> Stated goal: Look for the string "give" and copy every line that has it.
■ ■ ■ ■ ■
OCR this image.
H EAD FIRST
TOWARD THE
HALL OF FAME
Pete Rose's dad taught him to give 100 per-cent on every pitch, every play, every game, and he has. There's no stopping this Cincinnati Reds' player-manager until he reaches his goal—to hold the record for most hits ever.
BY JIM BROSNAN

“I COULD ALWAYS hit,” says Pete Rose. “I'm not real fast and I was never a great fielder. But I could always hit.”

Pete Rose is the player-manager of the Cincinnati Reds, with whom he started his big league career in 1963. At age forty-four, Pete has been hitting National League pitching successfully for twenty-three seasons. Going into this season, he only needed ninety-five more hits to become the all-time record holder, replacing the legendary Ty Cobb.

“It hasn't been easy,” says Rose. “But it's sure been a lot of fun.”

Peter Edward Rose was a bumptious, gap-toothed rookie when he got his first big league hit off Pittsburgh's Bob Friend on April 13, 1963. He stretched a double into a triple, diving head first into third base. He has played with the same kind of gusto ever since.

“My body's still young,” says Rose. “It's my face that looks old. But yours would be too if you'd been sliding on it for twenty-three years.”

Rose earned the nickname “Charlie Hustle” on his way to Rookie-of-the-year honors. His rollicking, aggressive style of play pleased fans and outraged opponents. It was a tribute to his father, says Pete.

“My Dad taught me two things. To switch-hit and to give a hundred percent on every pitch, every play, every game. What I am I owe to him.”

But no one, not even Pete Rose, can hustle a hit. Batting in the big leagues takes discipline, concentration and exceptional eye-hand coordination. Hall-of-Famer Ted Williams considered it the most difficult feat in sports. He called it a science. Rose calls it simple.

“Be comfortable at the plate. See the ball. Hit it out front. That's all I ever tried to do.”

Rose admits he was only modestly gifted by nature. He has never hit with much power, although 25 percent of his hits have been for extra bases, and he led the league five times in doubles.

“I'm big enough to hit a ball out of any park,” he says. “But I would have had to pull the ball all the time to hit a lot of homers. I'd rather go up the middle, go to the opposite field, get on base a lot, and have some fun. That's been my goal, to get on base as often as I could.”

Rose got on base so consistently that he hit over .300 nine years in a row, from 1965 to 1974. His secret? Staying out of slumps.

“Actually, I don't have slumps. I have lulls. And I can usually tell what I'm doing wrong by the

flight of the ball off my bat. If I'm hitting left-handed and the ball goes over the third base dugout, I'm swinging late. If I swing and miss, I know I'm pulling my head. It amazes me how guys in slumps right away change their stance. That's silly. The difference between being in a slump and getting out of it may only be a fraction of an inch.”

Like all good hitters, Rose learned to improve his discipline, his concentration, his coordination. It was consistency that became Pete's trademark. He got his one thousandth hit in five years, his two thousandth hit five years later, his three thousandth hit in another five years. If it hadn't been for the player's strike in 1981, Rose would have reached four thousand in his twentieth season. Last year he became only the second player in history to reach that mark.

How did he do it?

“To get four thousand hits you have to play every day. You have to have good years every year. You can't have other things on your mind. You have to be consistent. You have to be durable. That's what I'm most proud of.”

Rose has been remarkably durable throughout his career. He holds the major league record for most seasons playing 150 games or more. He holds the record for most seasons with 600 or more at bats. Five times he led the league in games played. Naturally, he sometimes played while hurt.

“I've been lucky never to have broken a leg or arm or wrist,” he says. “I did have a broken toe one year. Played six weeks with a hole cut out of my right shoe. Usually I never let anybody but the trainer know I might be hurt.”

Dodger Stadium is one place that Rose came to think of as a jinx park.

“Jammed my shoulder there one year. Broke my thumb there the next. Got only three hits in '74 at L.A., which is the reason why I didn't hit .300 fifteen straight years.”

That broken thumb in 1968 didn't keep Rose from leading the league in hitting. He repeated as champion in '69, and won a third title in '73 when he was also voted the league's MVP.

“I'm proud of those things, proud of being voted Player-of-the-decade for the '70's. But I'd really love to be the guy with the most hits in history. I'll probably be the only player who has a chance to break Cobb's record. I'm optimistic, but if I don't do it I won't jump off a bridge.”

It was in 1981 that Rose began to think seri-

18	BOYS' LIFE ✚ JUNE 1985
■ ■ ■ ■ ■
> Solution for this task:
Pete Rose's dad taught him to give 100 per-cent on every pitch, every play, every game, and he has. There's no stopping this Cincinnati Reds' player-manager until he reaches his goal—to hold the record for most hits ever.
“My Dad taught me two things. To switch-hit and to give a hundred percent on every pitch, every play, every game. What I am I owe to him.”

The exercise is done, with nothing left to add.